__TASK STATEMENT__: State how many lines of the entries below hold the word "государственных"; reply with nothing but the number.

— BEGIN —

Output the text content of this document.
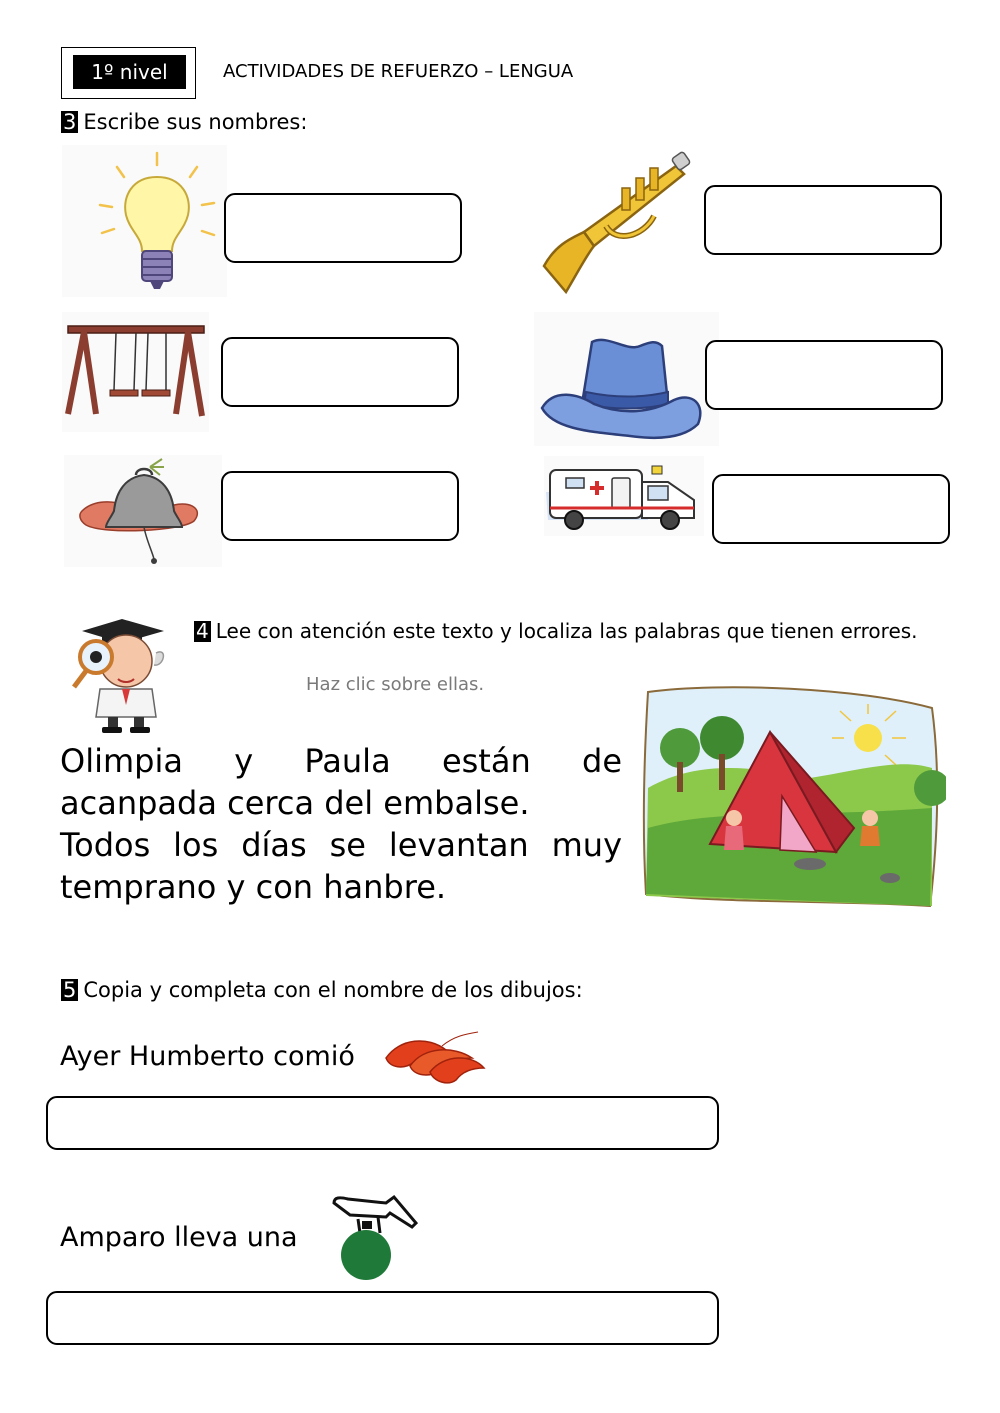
1º nivel	ACTIVIDADES DE REFUERZO – LENGUA
3 Escribe sus nombres:
4 Lee con atención este texto y localiza las palabras que tienen errores.
Haz clic sobre ellas.

Olimpia y Paula están de acanpada cerca del embalse.

Todos los días se levantan muy temprano y con hanbre.

5 Copia y completa con el nombre de los dibujos:
Ayer Humberto comió
Amparo lleva una
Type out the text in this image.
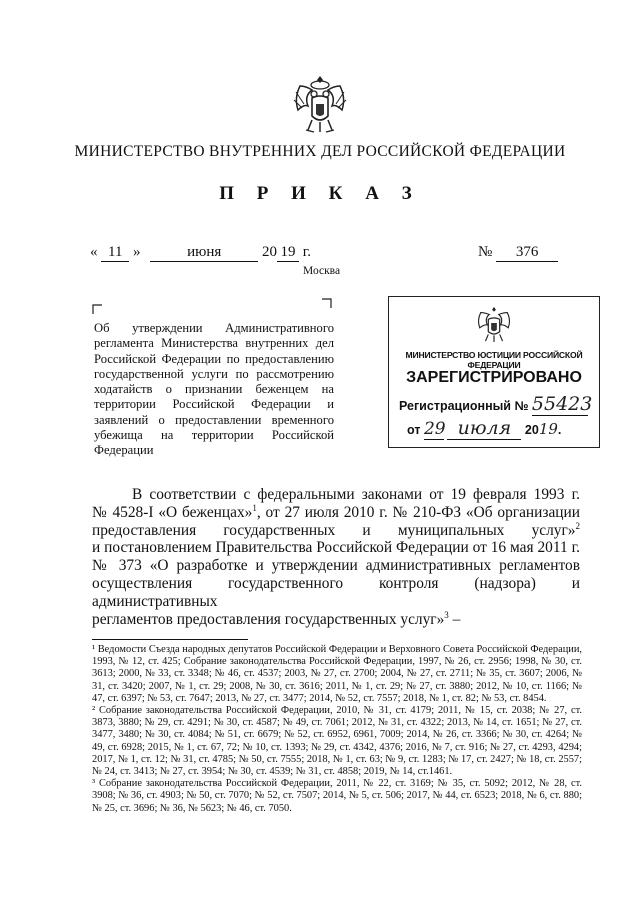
МИНИСТЕРСТВО ВНУТРЕННИХ ДЕЛ РОССИЙСКОЙ ФЕДЕРАЦИИ
П Р И К А З
« 11 »	июня	20 19 г.
Москва
№ 376
Об утверждении Административного регламента Министерства внутренних дел Российской Федерации по предоставлению государственной услуги по рассмотрению ходатайств о признании беженцем на территории Российской Федерации и заявлений о предоставлении временного убежища на территории Российской Федерации
МИНИСТЕРСТВО ЮСТИЦИИ РОССИЙСКОЙ ФЕДЕРАЦИИ
ЗАРЕГИСТРИРОВАНО
Регистрационный № 55423
от 29 июля 2019.

В соответствии с федеральными законами от 19 февраля 1993 г.

№ 4528-I «О беженцах»$^1$, от 27 июля 2010 г. № 210-ФЗ «Об организации

предоставления государственных и муниципальных услуг»$^2$

и постановлением Правительства Российской Федерации от 16 мая 2011 г.

№ 373 «О разработке и утверждении административных регламентов

осуществления государственного контроля (надзора) и административных

регламентов предоставления государственных услуг»$^3$ –

¹ Ведомости Съезда народных депутатов Российской Федерации и Верховного Совета Российской Федерации, 1993, № 12, ст. 425; Собрание законодательства Российской Федерации, 1997, № 26, ст. 2956; 1998, № 30, ст. 3613; 2000, № 33, ст. 3348; № 46, ст. 4537; 2003, № 27, ст. 2700; 2004, № 27, ст. 2711; № 35, ст. 3607; 2006, № 31, ст. 3420; 2007, № 1, ст. 29; 2008, № 30, ст. 3616; 2011, № 1, ст. 29; № 27, ст. 3880; 2012, № 10, ст. 1166; № 47, ст. 6397; № 53, ст. 7647; 2013, № 27, ст. 3477; 2014, № 52, ст. 7557; 2018, № 1, ст. 82; № 53, ст. 8454.

² Собрание законодательства Российской Федерации, 2010, № 31, ст. 4179; 2011, № 15, ст. 2038; № 27, ст. 3873, 3880; № 29, ст. 4291; № 30, ст. 4587; № 49, ст. 7061; 2012, № 31, ст. 4322; 2013, № 14, ст. 1651; № 27, ст. 3477, 3480; № 30, ст. 4084; № 51, ст. 6679; № 52, ст. 6952, 6961, 7009; 2014, № 26, ст. 3366; № 30, ст. 4264; № 49, ст. 6928; 2015, № 1, ст. 67, 72; № 10, ст. 1393; № 29, ст. 4342, 4376; 2016, № 7, ст. 916; № 27, ст. 4293, 4294; 2017, № 1, ст. 12; № 31, ст. 4785; № 50, ст. 7555; 2018, № 1, ст. 63; № 9, ст. 1283; № 17, ст. 2427; № 18, ст. 2557; № 24, ст. 3413; № 27, ст. 3954; № 30, ст. 4539; № 31, ст. 4858; 2019, № 14, ст.1461.

³ Собрание законодательства Российской Федерации, 2011, № 22, ст. 3169; № 35, ст. 5092; 2012, № 28, ст. 3908; № 36, ст. 4903; № 50, ст. 7070; № 52, ст. 7507; 2014, № 5, ст. 506; 2017, № 44, ст. 6523; 2018, № 6, ст. 880; № 25, ст. 3696; № 36, № 5623; № 46, ст. 7050.
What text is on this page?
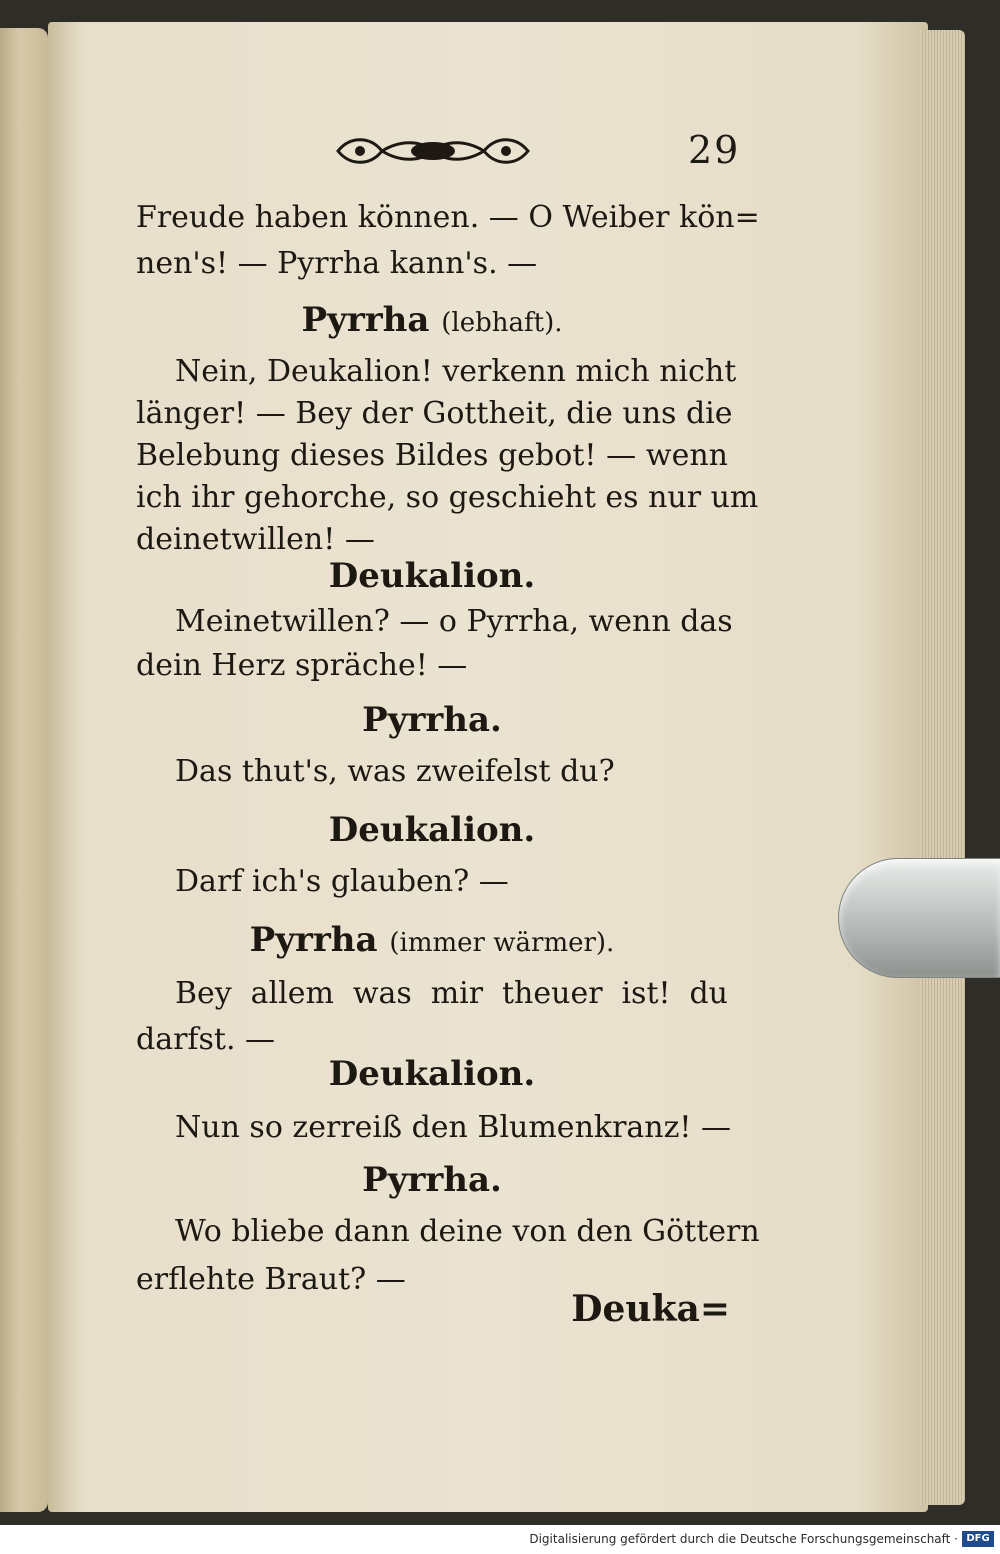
29
Freude haben können. — O Weiber kön=
nen's! — Pyrrha kann's. —
Pyrrha (lebhaft).
Nein, Deukalion! verkenn mich nicht
länger! — Bey der Gottheit, die uns die
Belebung dieses Bildes gebot! — wenn
ich ihr gehorche, so geschieht es nur um
deinetwillen! —
Deukalion.
Meinetwillen? — o Pyrrha, wenn das
dein Herz spräche! —
Pyrrha.
Das thut's, was zweifelst du?
Deukalion.
Darf ich's glauben? —
Pyrrha (immer wärmer).
Bey allem was mir theuer ist! du
darfst. —
Deukalion.
Nun so zerreiß den Blumenkranz! —
Pyrrha.
Wo bliebe dann deine von den Göttern
erflehte Braut? —
Deuka=
Digitalisierung gefördert durch die Deutsche Forschungsgemeinschaft · DFG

— END —

__TASK ANSWER__: 2